(Provided data)

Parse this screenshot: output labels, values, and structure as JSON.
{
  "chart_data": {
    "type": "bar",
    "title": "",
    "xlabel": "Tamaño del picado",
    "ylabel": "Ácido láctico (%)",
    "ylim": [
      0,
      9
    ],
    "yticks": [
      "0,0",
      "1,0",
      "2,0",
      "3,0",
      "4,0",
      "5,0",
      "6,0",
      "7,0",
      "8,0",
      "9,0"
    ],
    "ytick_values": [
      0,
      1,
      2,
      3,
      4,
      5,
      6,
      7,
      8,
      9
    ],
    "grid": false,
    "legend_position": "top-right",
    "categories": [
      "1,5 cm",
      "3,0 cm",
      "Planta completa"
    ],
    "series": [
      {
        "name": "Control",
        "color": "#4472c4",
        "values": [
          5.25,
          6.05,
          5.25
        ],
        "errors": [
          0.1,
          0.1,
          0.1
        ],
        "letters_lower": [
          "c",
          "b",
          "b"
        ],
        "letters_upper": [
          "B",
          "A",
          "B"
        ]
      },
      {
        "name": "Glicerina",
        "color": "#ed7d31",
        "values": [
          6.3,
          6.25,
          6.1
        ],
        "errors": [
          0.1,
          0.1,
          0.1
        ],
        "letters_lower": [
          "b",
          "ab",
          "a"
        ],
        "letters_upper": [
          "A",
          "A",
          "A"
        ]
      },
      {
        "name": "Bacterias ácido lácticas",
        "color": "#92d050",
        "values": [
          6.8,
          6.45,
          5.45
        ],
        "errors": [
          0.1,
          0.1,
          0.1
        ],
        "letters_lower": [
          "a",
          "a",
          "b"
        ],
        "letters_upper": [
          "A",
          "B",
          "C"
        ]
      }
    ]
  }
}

(End Provided data)

Task instructions
Where a line of the data contains "name", copy that line.

Problem solution
        "name": "Control",
        "name": "Glicerina",
        "name": "Bacterias ácido lácticas",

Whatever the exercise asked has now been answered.